+++ GIVEN DATA
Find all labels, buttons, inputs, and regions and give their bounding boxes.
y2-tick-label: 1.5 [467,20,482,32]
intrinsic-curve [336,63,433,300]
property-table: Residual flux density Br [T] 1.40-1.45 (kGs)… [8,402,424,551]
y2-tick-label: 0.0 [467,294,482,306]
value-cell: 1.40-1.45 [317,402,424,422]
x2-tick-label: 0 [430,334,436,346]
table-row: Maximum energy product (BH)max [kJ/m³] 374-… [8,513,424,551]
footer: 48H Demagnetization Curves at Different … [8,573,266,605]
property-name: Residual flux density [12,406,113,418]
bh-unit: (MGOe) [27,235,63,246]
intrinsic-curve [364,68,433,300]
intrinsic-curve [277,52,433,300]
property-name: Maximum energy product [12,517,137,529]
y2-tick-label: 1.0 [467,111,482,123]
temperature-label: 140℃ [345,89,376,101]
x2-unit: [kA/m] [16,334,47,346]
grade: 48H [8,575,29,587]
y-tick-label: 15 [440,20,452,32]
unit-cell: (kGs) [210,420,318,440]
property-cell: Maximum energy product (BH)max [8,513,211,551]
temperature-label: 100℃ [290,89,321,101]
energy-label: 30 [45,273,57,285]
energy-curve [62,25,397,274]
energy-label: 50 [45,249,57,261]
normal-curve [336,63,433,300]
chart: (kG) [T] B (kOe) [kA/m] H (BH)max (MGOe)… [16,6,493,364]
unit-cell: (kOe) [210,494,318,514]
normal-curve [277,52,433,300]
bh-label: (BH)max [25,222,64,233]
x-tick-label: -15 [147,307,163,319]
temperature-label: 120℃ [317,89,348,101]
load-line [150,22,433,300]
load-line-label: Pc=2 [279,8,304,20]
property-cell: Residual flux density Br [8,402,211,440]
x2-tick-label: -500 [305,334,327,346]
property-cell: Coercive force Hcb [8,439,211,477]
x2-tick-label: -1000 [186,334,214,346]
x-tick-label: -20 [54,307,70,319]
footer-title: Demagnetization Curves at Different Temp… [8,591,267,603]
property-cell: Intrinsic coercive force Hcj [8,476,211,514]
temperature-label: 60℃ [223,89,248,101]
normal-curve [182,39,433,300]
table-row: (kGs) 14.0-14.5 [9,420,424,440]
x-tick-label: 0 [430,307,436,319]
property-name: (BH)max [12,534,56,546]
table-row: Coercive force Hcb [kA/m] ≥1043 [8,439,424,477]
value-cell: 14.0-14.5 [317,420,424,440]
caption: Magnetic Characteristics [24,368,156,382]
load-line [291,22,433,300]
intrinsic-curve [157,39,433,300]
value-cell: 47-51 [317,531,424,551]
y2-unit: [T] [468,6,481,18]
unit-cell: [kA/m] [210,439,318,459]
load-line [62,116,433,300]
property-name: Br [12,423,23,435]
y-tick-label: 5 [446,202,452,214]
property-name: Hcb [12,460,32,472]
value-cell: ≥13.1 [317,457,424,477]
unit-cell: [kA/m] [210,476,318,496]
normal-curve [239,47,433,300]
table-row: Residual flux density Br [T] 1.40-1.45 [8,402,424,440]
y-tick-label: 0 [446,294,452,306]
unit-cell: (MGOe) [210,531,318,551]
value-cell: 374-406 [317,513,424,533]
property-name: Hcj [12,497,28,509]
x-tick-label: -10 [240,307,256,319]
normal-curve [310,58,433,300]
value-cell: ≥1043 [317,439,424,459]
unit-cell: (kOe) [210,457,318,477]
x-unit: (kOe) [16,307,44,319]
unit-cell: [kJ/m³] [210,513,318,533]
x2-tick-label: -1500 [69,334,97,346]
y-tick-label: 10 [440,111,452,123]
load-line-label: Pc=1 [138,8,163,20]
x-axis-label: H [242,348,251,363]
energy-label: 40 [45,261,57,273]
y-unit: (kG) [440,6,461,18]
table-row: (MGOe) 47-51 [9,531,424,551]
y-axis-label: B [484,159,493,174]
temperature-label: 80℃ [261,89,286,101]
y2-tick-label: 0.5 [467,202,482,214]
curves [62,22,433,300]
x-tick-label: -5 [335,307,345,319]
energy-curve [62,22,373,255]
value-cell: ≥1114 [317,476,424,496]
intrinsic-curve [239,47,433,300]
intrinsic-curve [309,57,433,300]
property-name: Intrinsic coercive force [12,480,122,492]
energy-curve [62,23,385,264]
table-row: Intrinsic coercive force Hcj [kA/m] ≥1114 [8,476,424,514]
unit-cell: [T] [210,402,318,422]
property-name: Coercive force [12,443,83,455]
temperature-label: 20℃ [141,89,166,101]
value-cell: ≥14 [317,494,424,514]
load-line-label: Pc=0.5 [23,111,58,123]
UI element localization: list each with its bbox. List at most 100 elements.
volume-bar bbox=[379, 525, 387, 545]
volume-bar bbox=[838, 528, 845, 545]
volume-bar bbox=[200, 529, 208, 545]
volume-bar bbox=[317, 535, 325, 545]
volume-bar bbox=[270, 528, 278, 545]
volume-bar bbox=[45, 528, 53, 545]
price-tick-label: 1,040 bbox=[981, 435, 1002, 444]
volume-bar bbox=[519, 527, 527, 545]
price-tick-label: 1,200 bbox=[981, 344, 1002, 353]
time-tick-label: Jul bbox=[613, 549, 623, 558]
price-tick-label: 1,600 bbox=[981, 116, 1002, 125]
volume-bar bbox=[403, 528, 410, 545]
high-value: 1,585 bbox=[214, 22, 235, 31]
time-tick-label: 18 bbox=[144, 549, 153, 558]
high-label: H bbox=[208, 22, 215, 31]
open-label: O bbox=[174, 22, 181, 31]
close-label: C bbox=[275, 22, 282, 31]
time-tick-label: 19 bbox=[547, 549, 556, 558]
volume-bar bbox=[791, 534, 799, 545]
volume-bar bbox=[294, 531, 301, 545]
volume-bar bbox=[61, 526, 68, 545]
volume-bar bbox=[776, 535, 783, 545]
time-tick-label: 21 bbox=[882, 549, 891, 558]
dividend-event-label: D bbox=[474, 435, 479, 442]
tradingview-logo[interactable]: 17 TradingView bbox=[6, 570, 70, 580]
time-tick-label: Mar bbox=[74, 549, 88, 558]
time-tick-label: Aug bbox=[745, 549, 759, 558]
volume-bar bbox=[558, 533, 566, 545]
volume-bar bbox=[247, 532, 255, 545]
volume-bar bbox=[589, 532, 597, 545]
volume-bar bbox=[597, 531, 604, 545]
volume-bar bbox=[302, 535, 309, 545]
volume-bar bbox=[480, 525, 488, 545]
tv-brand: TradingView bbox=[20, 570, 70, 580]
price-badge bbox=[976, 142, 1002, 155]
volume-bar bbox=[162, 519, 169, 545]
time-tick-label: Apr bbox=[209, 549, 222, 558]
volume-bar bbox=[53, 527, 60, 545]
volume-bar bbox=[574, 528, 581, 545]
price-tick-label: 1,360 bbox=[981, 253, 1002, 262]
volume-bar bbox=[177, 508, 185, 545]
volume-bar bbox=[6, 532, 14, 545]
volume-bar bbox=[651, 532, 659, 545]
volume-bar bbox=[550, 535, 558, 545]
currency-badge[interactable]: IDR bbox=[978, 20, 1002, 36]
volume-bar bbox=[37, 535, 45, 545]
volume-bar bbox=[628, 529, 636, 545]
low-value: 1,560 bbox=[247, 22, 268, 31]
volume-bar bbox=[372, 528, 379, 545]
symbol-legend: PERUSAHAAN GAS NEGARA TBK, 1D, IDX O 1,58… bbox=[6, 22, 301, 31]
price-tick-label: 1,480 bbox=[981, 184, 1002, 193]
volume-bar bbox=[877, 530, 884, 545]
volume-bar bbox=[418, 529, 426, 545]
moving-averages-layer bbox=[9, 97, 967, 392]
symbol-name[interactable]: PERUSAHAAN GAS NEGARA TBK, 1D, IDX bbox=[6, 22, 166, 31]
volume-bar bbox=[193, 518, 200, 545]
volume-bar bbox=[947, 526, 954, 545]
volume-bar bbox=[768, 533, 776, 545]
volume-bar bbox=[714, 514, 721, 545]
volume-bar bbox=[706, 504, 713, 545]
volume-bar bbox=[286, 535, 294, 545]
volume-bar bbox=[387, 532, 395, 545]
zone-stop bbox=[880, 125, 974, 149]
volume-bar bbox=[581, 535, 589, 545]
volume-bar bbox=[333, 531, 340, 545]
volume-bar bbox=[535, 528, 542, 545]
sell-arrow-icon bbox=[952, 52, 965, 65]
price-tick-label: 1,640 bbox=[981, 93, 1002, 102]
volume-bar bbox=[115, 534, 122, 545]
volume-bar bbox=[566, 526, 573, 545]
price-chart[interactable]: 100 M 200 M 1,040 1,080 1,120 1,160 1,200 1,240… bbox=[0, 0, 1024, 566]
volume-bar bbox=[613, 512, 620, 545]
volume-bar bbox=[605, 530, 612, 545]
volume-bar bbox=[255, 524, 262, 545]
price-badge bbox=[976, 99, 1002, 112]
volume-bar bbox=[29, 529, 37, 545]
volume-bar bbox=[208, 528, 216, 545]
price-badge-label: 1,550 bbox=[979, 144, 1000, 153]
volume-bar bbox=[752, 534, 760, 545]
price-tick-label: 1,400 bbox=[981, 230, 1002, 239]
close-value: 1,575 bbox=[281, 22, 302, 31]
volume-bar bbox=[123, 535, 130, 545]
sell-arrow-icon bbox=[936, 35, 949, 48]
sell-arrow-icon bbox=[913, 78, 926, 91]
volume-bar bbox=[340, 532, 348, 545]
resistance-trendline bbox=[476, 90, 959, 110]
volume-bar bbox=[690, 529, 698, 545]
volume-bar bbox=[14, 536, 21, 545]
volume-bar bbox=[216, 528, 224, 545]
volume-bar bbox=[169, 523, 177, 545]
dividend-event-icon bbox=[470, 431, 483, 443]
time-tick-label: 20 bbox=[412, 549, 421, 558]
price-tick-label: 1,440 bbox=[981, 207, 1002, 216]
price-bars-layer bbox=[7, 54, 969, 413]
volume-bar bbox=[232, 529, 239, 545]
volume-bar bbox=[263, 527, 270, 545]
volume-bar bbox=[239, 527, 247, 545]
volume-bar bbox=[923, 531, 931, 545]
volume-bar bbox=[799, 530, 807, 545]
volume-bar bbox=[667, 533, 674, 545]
++++++
DO THIS
Collect every line in the data above that contains the word "NEGARA".

RESPONSE TO THE EXERCISE
symbol-legend: PERUSAHAAN GAS NEGARA TBK, 1D, IDX O 1,58… bbox=[6, 22, 301, 31]
symbol-name[interactable]: PERUSAHAAN GAS NEGARA TBK, 1D, IDX bbox=[6, 22, 166, 31]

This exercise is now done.